*** Data supplied ***
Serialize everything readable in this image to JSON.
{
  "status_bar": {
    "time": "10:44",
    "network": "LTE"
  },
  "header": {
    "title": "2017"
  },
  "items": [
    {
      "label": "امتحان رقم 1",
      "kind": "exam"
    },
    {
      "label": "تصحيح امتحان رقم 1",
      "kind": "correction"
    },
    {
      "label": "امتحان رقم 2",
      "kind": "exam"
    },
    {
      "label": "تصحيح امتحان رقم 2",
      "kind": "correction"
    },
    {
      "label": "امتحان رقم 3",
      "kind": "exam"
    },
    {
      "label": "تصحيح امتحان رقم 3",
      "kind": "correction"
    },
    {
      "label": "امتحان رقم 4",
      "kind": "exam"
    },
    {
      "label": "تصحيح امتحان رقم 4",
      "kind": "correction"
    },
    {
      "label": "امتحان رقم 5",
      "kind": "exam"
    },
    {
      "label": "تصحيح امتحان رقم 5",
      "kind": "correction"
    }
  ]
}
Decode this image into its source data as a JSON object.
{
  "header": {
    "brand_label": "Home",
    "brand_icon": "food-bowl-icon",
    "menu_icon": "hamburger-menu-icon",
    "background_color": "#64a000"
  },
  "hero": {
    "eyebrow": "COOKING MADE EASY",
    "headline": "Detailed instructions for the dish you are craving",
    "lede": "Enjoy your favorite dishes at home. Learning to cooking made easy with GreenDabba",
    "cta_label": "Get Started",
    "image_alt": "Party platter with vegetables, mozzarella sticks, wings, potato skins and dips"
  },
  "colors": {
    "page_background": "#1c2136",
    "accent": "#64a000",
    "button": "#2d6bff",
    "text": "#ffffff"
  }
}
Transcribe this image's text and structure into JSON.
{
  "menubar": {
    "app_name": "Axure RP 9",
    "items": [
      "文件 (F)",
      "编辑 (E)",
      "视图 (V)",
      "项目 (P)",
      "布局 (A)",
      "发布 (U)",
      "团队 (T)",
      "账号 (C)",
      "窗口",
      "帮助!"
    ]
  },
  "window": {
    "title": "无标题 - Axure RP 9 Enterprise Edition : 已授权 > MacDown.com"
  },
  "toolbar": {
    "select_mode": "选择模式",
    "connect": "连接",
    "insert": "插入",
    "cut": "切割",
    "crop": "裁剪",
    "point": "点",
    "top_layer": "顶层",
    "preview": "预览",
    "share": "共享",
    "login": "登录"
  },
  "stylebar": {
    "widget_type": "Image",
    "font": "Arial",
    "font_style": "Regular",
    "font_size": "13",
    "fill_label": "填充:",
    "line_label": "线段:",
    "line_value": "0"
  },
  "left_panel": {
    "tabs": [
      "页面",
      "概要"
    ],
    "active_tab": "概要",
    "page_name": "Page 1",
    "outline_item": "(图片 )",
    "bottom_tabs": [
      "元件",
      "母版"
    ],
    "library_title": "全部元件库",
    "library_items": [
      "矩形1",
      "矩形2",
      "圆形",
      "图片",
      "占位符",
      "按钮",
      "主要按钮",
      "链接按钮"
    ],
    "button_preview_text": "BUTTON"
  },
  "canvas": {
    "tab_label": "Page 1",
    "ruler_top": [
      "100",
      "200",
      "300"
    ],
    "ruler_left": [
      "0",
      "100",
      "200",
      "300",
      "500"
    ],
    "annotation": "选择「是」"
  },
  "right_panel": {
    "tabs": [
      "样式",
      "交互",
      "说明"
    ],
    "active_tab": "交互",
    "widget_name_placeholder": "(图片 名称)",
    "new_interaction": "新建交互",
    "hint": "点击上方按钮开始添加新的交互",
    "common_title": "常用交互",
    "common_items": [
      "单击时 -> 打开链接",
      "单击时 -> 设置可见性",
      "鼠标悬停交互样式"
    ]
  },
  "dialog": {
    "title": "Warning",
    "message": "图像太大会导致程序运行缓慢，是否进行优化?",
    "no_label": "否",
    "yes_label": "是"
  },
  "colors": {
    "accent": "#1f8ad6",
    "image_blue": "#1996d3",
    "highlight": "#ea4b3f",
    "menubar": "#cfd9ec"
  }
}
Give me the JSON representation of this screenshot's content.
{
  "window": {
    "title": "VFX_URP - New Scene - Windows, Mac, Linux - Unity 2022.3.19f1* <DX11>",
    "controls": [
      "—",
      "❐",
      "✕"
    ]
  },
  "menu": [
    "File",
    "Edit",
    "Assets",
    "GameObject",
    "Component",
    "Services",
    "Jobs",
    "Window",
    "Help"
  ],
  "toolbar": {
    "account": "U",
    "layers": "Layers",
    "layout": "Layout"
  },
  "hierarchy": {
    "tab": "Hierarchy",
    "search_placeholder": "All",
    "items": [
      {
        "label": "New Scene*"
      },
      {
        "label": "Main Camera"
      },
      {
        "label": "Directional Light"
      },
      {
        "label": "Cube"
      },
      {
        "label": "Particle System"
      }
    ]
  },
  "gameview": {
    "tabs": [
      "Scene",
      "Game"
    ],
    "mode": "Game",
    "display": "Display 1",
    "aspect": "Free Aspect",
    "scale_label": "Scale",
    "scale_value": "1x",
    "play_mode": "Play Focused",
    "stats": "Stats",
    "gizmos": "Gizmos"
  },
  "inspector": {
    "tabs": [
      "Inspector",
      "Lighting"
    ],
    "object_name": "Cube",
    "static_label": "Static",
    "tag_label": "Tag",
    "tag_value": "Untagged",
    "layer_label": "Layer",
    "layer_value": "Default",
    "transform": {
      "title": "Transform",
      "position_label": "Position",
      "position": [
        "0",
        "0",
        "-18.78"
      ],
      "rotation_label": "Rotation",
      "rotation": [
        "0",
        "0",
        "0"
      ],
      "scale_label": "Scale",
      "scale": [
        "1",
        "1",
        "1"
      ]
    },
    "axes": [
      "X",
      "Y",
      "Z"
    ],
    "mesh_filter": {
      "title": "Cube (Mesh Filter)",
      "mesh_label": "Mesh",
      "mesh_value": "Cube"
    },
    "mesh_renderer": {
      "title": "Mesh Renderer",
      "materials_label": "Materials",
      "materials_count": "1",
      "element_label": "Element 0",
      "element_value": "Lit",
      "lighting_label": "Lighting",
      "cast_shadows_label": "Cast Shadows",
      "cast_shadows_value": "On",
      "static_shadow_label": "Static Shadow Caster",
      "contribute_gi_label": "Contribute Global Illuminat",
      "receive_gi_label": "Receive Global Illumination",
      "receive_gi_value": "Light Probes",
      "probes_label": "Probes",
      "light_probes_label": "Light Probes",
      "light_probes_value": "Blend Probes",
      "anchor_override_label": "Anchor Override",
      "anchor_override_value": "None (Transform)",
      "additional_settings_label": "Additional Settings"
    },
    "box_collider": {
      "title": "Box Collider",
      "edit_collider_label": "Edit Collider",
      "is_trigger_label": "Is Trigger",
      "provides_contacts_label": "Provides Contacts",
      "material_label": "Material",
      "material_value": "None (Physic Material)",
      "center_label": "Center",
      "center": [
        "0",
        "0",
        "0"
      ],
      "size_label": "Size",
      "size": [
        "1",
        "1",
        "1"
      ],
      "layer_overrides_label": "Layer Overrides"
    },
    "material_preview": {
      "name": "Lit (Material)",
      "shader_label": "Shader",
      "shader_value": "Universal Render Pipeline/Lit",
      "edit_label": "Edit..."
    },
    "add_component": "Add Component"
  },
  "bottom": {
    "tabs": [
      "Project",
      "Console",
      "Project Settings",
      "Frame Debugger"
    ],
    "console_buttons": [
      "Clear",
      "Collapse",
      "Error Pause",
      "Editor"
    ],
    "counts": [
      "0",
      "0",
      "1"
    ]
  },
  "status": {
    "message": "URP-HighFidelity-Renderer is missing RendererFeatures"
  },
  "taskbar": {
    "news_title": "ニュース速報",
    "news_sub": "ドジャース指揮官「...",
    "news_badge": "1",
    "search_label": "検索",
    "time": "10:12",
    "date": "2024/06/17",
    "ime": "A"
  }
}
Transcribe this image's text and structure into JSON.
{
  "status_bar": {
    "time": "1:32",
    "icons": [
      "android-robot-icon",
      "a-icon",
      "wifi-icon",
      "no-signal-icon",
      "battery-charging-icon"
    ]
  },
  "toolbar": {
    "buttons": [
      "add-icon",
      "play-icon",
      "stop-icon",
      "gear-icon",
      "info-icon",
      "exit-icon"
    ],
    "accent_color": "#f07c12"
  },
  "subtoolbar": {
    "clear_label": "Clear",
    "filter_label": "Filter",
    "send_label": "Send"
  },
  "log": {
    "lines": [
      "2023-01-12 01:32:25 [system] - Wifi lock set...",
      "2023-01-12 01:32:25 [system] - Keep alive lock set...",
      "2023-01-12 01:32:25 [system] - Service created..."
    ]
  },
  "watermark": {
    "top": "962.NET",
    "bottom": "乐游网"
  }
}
***
Task statement -> Which lines hold the word "Cube"? Copy all of them.

Expected answer ->
        "label": "Cube"
    "object_name": "Cube",
      "title": "Cube (Mesh Filter)",
      "mesh_value": "Cube"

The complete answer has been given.